| À faire |
- a) Résumez en deux phrases l'article sur Françoise Sullivan.
- b) Indiquez si chacun des énoncés suivants concorde avec l'article sur Françoise Sullivan : (i) le commissaire de l'exposition est Paul Bradley ; (ii) les dernières toiles de Françoise Sullivan sont peintes à l'huile ; (iii) une trentaine de tableaux sont accrochés au musée. Pour chaque énoncé, répondez par oui ou par non et citez les mots décisifs de l'article.
- c) Recopiez, s'il vous plaît, le passage de l'article sur Françoise Sullivan allant de « À côté des peintures » jusqu'à « Déry - accompagne l'exposition. » inclusivement.

Le Musée d'art contemporain de Baie-Saint-Paul présente, dès demain et jusqu'au 4 juin, une grande exposition consacrée à la peinture de Françoise Sullivan. Le commissaire Paul Bradley a opté pour des toiles récentes rythmées par quelques repères des séries Hommages et Tondos de l'automatiste montréalaise, toujours aussi passionnée par la peinture.

Regroupées sous le titre d'Only Red, les plus récentes oeuvres de Françoise Sullivan ont été peintes à la suite de son exposition Proportio présentée chez son galeriste Simon Blais, à Montréal, en mars dernier. Autant dire qu'elle n'a pas chômé, comme l'avait constaté La Presse en la rencontrant au printemps dans son atelier du quartier Pointe-Saint-Charles, à Montréal.

Ses dernières toiles à l'acrylique marquent un net changement chromatique par rapport à Proportio, et une sorte de retour à Rouges (1983-1986), avec des rouges très vifs, d'autres rosés et doux à la fois. «C'est plus gai que l'exposition précédente», dit-elle en lâchant son beau rire en cascade, ajoutant que la transition s'est faite graduellement. «J'ai l'impression d'un commencement.»

Il est quand même fascinant et rassurant de voir la signataire de Refus global parler de commencement et inonder encore et toujours son atelier de teintes chaudes et joyeuses. On ne peut que s'émerveiller devant la jeunesse de cette nonagénaire à l'éternel sourire. Quel bonheur de créer!

«Celui-là est arrivé un peu par surprise», lance-t-elle devant une de ses toiles au rouge franc et lumineux. Le rouge est le fil conducteur de sa série Only Red même si elle y a intégré un Only Yellow! Ses toiles ne sont jamais identiques, offrant au regard des univers variés: avec des petits damiers multicolores, des damiers rouges, roses et orange, ou encore rouges avec deux petites bandes vertes à gauche.

Une trentaine d'oeuvres

À côté des peintures de cette nouvelle série, Françoise Sullivan et Paul Bradley ont ajouté quelques oeuvres des cinq dernières années, notamment issues du corpus Les jeux. «On a choisi d'accrocher de très grands tableaux, des moyens et des petits», dit Françoise Sullivan. Au total, une trentaine de tableaux sont accrochés aux cimaises du musée charlevoisien, dont plusieurs de sa série Hommages, notamment son Hommage à Ulysse n° 3 et son Hommage à Philip Glass, le Tondo n° 6, quelques oeuvres de Série Océane (2005) mais aussi Arundel (2013). Une monographie - avec des textes de Benjamin Klein et Jeffrey Spalding et une biographie de Louise Déry - accompagne l'exposition.

Entrées de position des items:
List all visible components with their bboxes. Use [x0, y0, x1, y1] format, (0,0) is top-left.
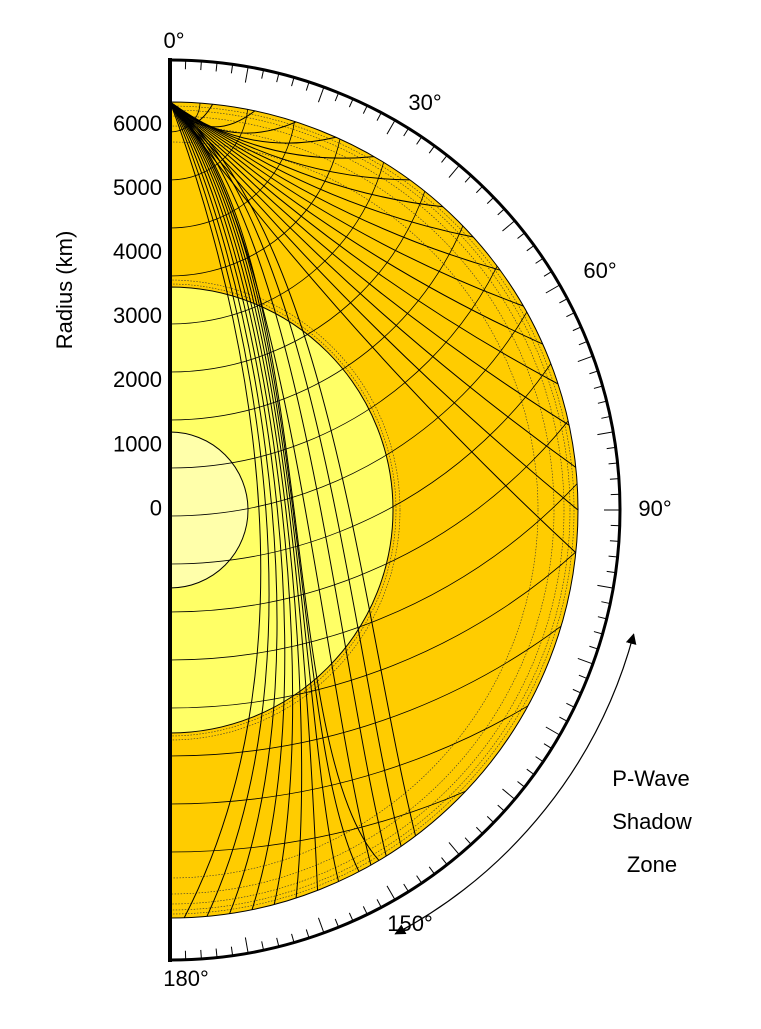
radius-tick-label: 5000: [113, 175, 162, 200]
radius-ticks: 6000 5000 4000 3000 2000 1000 0: [113, 111, 162, 521]
angle-label: 90°: [638, 496, 671, 521]
angle-label: 0°: [163, 28, 184, 53]
radius-tick-label: 4000: [113, 239, 162, 264]
shadow-zone-label: P-Wave: [612, 766, 689, 791]
angle-label: 150°: [387, 911, 433, 936]
angle-label: 60°: [583, 258, 616, 283]
degree-tick: [201, 950, 202, 959]
shadow-zone-label: Shadow: [612, 809, 692, 834]
earth-layers: [170, 60, 620, 960]
radius-tick-label: 1000: [113, 431, 162, 456]
degree-tick: [610, 479, 619, 480]
radius-tick-label: 2000: [113, 367, 162, 392]
radius-tick-label: 0: [150, 495, 162, 520]
radius-tick-label: 6000: [113, 111, 162, 136]
degree-tick: [201, 61, 202, 70]
shadow-zone-label: Zone: [627, 852, 677, 877]
radius-tick-label: 3000: [113, 303, 162, 328]
angle-label: 30°: [408, 90, 441, 115]
degree-tick: [610, 541, 619, 542]
angle-label: 180°: [163, 966, 209, 991]
axis-title: Radius (km): [52, 231, 77, 350]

| Réponses par tâche |
- a) Le Musée d'art contemporain de Baie-Saint-Paul présente jusqu'au 4 juin une grande exposition consacrée à la peinture de Françoise Sullivan, faite de toiles récentes rythmées par quelques repères des séries Hommages et Tondos. Une trentaine de tableaux sont accrochés aux cimaises du musée, et une monographie accompagne l'exposition.

- b)
(i) Oui : « Le commissaire Paul Bradley a opté pour des toiles récentes ».
(ii) Non : « Ses dernières toiles à l'acrylique ».
(iii) Oui : « une trentaine de tableaux sont accrochés aux cimaises du musée charlevoisien ».

- c)
À côté des peintures de cette nouvelle série, Françoise Sullivan et Paul Bradley ont ajouté quelques oeuvres des cinq dernières années, notamment issues du corpus Les jeux. «On a choisi d'accrocher de très grands tableaux, des moyens et des petits», dit Françoise Sullivan. Au total, une trentaine de tableaux sont accrochés aux cimaises du musée charlevoisien, dont plusieurs de sa série Hommages, notamment son Hommage à Ulysse n° 3 et son Hommage à Philip Glass, le Tondo n° 6, quelques oeuvres de Série Océane (2005) mais aussi Arundel (2013). Une monographie - avec des textes de Benjamin Klein et Jeffrey Spalding et une biographie de Louise Déry - accompagne l'exposition.